JOB: The entries below should be transcribed in their entirety, exactly as written.

Saved entries:
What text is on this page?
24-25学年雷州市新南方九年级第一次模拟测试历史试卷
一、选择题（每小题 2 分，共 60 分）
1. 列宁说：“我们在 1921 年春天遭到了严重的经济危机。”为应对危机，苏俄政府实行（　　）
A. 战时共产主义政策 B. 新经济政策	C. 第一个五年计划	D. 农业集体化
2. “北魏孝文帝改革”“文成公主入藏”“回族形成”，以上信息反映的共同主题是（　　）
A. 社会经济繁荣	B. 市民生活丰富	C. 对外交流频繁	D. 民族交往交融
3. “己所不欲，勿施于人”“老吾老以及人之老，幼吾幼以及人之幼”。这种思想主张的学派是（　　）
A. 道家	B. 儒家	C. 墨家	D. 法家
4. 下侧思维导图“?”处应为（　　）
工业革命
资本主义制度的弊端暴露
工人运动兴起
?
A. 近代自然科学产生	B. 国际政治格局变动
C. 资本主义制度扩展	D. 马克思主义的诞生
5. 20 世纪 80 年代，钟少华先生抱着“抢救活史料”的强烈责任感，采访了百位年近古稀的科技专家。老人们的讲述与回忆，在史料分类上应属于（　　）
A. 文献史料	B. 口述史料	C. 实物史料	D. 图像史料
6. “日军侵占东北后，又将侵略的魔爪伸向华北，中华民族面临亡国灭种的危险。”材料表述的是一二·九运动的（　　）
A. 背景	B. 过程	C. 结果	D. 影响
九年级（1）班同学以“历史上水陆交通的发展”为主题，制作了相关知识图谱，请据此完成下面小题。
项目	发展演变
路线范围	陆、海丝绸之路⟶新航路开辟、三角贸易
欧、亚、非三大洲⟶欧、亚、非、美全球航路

EXPECTED ANSWER:
What text is on this page?
24-25学年雷州市新南方九年级第一次模拟测试历史试卷
一、选择题（每小题 2 分，共 60 分）
1. 列宁说：“我们在 1921 年春天遭到了严重的经济危机。”为应对危机，苏俄政府实行（　　）
A. 战时共产主义政策 B. 新经济政策	C. 第一个五年计划	D. 农业集体化
2. “北魏孝文帝改革”“文成公主入藏”“回族形成”，以上信息反映的共同主题是（　　）
A. 社会经济繁荣	B. 市民生活丰富	C. 对外交流频繁	D. 民族交往交融
3. “己所不欲，勿施于人”“老吾老以及人之老，幼吾幼以及人之幼”。这种思想主张的学派是（　　）
A. 道家	B. 儒家	C. 墨家	D. 法家
4. 下侧思维导图“?”处应为（　　）
工业革命
资本主义制度的弊端暴露
工人运动兴起
?
A. 近代自然科学产生	B. 国际政治格局变动
C. 资本主义制度扩展	D. 马克思主义的诞生
5. 20 世纪 80 年代，钟少华先生抱着“抢救活史料”的强烈责任感，采访了百位年近古稀的科技专家。老人们的讲述与回忆，在史料分类上应属于（　　）
A. 文献史料	B. 口述史料	C. 实物史料	D. 图像史料
6. “日军侵占东北后，又将侵略的魔爪伸向华北，中华民族面临亡国灭种的危险。”材料表述的是一二·九运动的（　　）
A. 背景	B. 过程	C. 结果	D. 影响
九年级（1）班同学以“历史上水陆交通的发展”为主题，制作了相关知识图谱，请据此完成下面小题。
项目	发展演变
路线范围	陆、海丝绸之路⟶新航路开辟、三角贸易
欧、亚、非三大洲⟶欧、亚、非、美全球航路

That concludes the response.